Print all entries word for word.
<<<<
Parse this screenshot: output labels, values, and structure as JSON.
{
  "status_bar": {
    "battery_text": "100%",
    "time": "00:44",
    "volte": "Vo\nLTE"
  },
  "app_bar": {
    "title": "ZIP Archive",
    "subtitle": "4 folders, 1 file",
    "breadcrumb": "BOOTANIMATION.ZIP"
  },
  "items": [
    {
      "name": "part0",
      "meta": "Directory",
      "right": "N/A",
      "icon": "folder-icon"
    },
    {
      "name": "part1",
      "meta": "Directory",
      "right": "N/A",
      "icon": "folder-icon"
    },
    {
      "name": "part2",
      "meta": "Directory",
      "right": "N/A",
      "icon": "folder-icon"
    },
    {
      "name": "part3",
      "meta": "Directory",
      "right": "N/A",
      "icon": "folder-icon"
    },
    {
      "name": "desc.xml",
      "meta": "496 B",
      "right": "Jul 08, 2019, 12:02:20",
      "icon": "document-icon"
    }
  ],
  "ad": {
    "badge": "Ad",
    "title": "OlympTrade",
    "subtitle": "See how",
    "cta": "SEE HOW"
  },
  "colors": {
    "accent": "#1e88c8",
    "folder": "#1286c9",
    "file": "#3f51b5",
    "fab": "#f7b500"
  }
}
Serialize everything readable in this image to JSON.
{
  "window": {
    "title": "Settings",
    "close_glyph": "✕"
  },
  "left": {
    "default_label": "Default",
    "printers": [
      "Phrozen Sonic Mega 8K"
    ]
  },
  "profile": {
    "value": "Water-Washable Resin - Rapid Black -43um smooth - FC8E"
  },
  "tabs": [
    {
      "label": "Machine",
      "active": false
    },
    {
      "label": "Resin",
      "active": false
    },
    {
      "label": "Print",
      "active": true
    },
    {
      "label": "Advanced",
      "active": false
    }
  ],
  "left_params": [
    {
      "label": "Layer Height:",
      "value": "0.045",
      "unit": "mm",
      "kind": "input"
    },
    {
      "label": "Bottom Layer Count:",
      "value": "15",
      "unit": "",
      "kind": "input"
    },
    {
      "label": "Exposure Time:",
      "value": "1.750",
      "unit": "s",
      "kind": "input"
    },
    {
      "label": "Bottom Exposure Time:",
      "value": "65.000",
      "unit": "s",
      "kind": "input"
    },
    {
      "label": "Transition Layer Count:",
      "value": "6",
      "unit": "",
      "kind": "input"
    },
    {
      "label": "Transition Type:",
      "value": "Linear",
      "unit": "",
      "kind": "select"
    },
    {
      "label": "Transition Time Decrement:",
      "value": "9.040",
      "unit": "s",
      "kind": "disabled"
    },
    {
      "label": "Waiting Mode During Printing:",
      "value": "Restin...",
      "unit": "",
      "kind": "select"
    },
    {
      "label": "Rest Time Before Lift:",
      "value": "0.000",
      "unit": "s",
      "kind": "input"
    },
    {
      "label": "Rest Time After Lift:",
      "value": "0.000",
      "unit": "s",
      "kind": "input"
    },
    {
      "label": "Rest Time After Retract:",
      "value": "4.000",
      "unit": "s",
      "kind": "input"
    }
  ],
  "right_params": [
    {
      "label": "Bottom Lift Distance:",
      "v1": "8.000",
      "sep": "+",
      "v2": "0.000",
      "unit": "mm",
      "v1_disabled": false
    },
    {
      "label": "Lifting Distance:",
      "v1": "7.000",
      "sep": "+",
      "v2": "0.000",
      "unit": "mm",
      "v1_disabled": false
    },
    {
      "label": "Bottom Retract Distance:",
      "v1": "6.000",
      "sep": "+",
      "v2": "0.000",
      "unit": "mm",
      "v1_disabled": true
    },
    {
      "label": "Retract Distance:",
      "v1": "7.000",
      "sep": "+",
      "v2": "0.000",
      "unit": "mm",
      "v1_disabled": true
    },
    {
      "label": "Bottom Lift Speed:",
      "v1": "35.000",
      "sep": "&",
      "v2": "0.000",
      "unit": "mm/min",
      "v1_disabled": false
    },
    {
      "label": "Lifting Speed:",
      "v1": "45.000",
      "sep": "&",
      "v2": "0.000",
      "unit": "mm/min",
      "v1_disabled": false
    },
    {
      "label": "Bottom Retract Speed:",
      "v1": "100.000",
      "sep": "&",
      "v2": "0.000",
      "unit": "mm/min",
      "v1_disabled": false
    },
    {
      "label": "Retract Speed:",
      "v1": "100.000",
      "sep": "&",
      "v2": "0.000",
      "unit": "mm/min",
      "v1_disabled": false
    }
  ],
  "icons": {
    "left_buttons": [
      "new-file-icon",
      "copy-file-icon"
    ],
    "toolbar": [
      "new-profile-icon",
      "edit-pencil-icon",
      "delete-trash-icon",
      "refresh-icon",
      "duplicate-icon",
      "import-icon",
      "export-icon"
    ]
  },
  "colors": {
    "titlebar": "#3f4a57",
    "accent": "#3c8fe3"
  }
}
>>>>
_CORRECT RESULT_
Parse this screenshot: output labels, values, and structure as JSON.
{
  "status_bar": {
    "battery_text": "100%",
    "time": "00:44",
    "volte": "Vo\nLTE"
  },
  "app_bar": {
    "title": "ZIP Archive",
    "subtitle": "4 folders, 1 file",
    "breadcrumb": "BOOTANIMATION.ZIP"
  },
  "items": [
    {
      "name": "part0",
      "meta": "Directory",
      "right": "N/A",
      "icon": "folder-icon"
    },
    {
      "name": "part1",
      "meta": "Directory",
      "right": "N/A",
      "icon": "folder-icon"
    },
    {
      "name": "part2",
      "meta": "Directory",
      "right": "N/A",
      "icon": "folder-icon"
    },
    {
      "name": "part3",
      "meta": "Directory",
      "right": "N/A",
      "icon": "folder-icon"
    },
    {
      "name": "desc.xml",
      "meta": "496 B",
      "right": "Jul 08, 2019, 12:02:20",
      "icon": "document-icon"
    }
  ],
  "ad": {
    "badge": "Ad",
    "title": "OlympTrade",
    "subtitle": "See how",
    "cta": "SEE HOW"
  },
  "colors": {
    "accent": "#1e88c8",
    "folder": "#1286c9",
    "file": "#3f51b5",
    "fab": "#f7b500"
  }
}
Serialize everything readable in this image to JSON.
{
  "window": {
    "title": "Settings",
    "close_glyph": "✕"
  },
  "left": {
    "default_label": "Default",
    "printers": [
      "Phrozen Sonic Mega 8K"
    ]
  },
  "profile": {
    "value": "Water-Washable Resin - Rapid Black -43um smooth - FC8E"
  },
  "tabs": [
    {
      "label": "Machine",
      "active": false
    },
    {
      "label": "Resin",
      "active": false
    },
    {
      "label": "Print",
      "active": true
    },
    {
      "label": "Advanced",
      "active": false
    }
  ],
  "left_params": [
    {
      "label": "Layer Height:",
      "value": "0.045",
      "unit": "mm",
      "kind": "input"
    },
    {
      "label": "Bottom Layer Count:",
      "value": "15",
      "unit": "",
      "kind": "input"
    },
    {
      "label": "Exposure Time:",
      "value": "1.750",
      "unit": "s",
      "kind": "input"
    },
    {
      "label": "Bottom Exposure Time:",
      "value": "65.000",
      "unit": "s",
      "kind": "input"
    },
    {
      "label": "Transition Layer Count:",
      "value": "6",
      "unit": "",
      "kind": "input"
    },
    {
      "label": "Transition Type:",
      "value": "Linear",
      "unit": "",
      "kind": "select"
    },
    {
      "label": "Transition Time Decrement:",
      "value": "9.040",
      "unit": "s",
      "kind": "disabled"
    },
    {
      "label": "Waiting Mode During Printing:",
      "value": "Restin...",
      "unit": "",
      "kind": "select"
    },
    {
      "label": "Rest Time Before Lift:",
      "value": "0.000",
      "unit": "s",
      "kind": "input"
    },
    {
      "label": "Rest Time After Lift:",
      "value": "0.000",
      "unit": "s",
      "kind": "input"
    },
    {
      "label": "Rest Time After Retract:",
      "value": "4.000",
      "unit": "s",
      "kind": "input"
    }
  ],
  "right_params": [
    {
      "label": "Bottom Lift Distance:",
      "v1": "8.000",
      "sep": "+",
      "v2": "0.000",
      "unit": "mm",
      "v1_disabled": false
    },
    {
      "label": "Lifting Distance:",
      "v1": "7.000",
      "sep": "+",
      "v2": "0.000",
      "unit": "mm",
      "v1_disabled": false
    },
    {
      "label": "Bottom Retract Distance:",
      "v1": "6.000",
      "sep": "+",
      "v2": "0.000",
      "unit": "mm",
      "v1_disabled": true
    },
    {
      "label": "Retract Distance:",
      "v1": "7.000",
      "sep": "+",
      "v2": "0.000",
      "unit": "mm",
      "v1_disabled": true
    },
    {
      "label": "Bottom Lift Speed:",
      "v1": "35.000",
      "sep": "&",
      "v2": "0.000",
      "unit": "mm/min",
      "v1_disabled": false
    },
    {
      "label": "Lifting Speed:",
      "v1": "45.000",
      "sep": "&",
      "v2": "0.000",
      "unit": "mm/min",
      "v1_disabled": false
    },
    {
      "label": "Bottom Retract Speed:",
      "v1": "100.000",
      "sep": "&",
      "v2": "0.000",
      "unit": "mm/min",
      "v1_disabled": false
    },
    {
      "label": "Retract Speed:",
      "v1": "100.000",
      "sep": "&",
      "v2": "0.000",
      "unit": "mm/min",
      "v1_disabled": false
    }
  ],
  "icons": {
    "left_buttons": [
      "new-file-icon",
      "copy-file-icon"
    ],
    "toolbar": [
      "new-profile-icon",
      "edit-pencil-icon",
      "delete-trash-icon",
      "refresh-icon",
      "duplicate-icon",
      "import-icon",
      "export-icon"
    ]
  },
  "colors": {
    "titlebar": "#3f4a57",
    "accent": "#3c8fe3"
  }
}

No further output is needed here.